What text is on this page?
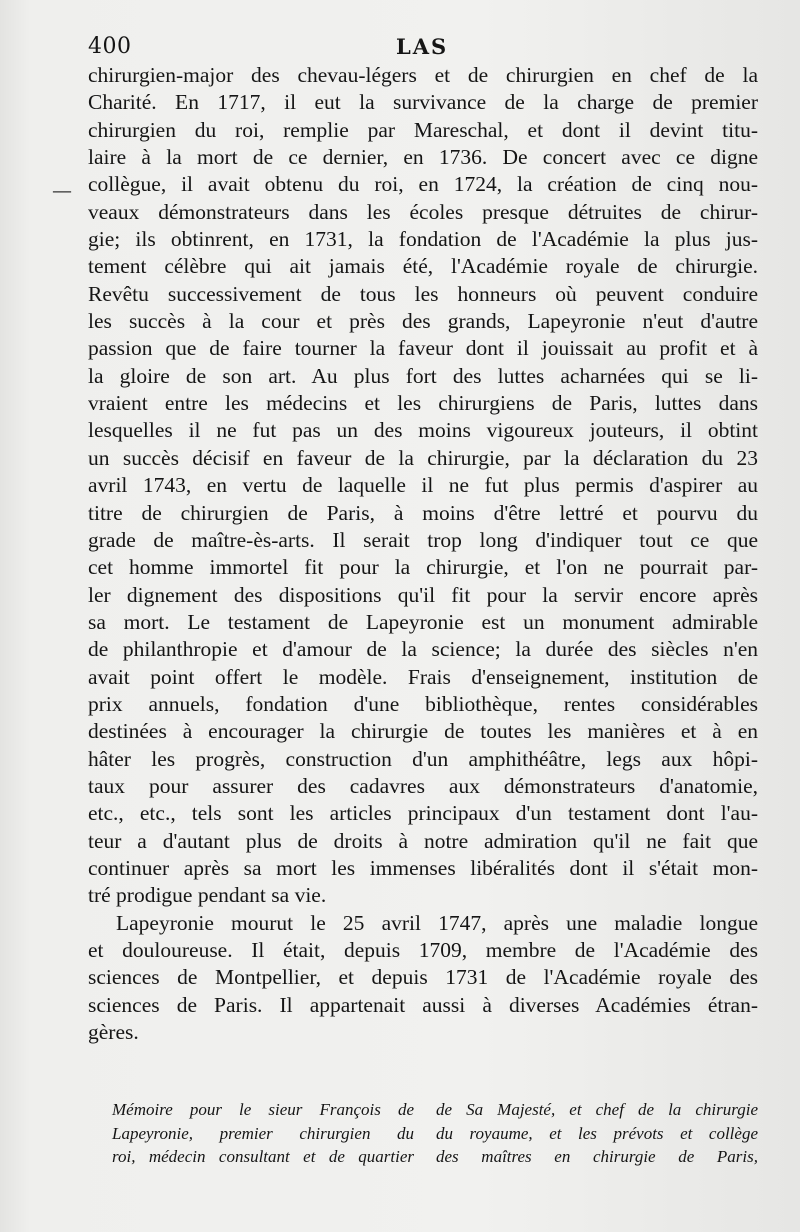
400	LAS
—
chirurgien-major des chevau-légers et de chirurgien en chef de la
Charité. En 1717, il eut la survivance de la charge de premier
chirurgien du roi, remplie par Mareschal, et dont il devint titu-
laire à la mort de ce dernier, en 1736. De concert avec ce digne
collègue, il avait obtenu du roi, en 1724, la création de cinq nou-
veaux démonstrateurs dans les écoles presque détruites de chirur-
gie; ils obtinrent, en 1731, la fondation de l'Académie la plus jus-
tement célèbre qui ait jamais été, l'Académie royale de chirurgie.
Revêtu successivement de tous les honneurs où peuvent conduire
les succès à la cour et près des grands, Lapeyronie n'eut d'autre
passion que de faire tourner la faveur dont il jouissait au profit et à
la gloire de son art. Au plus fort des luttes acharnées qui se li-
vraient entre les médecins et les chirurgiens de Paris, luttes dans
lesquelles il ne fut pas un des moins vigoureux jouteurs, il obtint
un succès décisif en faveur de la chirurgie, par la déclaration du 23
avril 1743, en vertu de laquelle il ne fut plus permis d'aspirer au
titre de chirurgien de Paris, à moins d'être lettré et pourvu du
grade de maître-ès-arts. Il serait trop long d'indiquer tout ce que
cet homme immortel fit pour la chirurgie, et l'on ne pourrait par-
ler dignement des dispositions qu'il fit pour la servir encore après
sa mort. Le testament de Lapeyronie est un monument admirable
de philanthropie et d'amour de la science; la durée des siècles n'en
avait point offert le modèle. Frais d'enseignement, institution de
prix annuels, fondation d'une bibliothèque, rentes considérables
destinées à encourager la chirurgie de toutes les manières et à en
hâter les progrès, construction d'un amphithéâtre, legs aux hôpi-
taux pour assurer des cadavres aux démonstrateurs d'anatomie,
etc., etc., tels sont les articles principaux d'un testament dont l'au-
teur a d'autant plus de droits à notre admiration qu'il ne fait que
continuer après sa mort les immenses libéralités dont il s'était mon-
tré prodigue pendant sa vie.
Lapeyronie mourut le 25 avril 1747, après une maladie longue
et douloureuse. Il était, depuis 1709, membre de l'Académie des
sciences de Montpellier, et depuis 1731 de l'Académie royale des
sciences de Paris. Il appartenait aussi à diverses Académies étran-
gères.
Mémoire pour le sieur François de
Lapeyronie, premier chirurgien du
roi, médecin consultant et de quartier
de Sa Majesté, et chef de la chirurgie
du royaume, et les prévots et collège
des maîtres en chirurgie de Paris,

→ Instructions to follow
Repeat the material above verbatim, with no pictures in the output.

→ Correct response
What text is on this page?
400	LAS
—
chirurgien-major des chevau-légers et de chirurgien en chef de la
Charité. En 1717, il eut la survivance de la charge de premier
chirurgien du roi, remplie par Mareschal, et dont il devint titu-
laire à la mort de ce dernier, en 1736. De concert avec ce digne
collègue, il avait obtenu du roi, en 1724, la création de cinq nou-
veaux démonstrateurs dans les écoles presque détruites de chirur-
gie; ils obtinrent, en 1731, la fondation de l'Académie la plus jus-
tement célèbre qui ait jamais été, l'Académie royale de chirurgie.
Revêtu successivement de tous les honneurs où peuvent conduire
les succès à la cour et près des grands, Lapeyronie n'eut d'autre
passion que de faire tourner la faveur dont il jouissait au profit et à
la gloire de son art. Au plus fort des luttes acharnées qui se li-
vraient entre les médecins et les chirurgiens de Paris, luttes dans
lesquelles il ne fut pas un des moins vigoureux jouteurs, il obtint
un succès décisif en faveur de la chirurgie, par la déclaration du 23
avril 1743, en vertu de laquelle il ne fut plus permis d'aspirer au
titre de chirurgien de Paris, à moins d'être lettré et pourvu du
grade de maître-ès-arts. Il serait trop long d'indiquer tout ce que
cet homme immortel fit pour la chirurgie, et l'on ne pourrait par-
ler dignement des dispositions qu'il fit pour la servir encore après
sa mort. Le testament de Lapeyronie est un monument admirable
de philanthropie et d'amour de la science; la durée des siècles n'en
avait point offert le modèle. Frais d'enseignement, institution de
prix annuels, fondation d'une bibliothèque, rentes considérables
destinées à encourager la chirurgie de toutes les manières et à en
hâter les progrès, construction d'un amphithéâtre, legs aux hôpi-
taux pour assurer des cadavres aux démonstrateurs d'anatomie,
etc., etc., tels sont les articles principaux d'un testament dont l'au-
teur a d'autant plus de droits à notre admiration qu'il ne fait que
continuer après sa mort les immenses libéralités dont il s'était mon-
tré prodigue pendant sa vie.
Lapeyronie mourut le 25 avril 1747, après une maladie longue
et douloureuse. Il était, depuis 1709, membre de l'Académie des
sciences de Montpellier, et depuis 1731 de l'Académie royale des
sciences de Paris. Il appartenait aussi à diverses Académies étran-
gères.
Mémoire pour le sieur François de
Lapeyronie, premier chirurgien du
roi, médecin consultant et de quartier
de Sa Majesté, et chef de la chirurgie
du royaume, et les prévots et collège
des maîtres en chirurgie de Paris,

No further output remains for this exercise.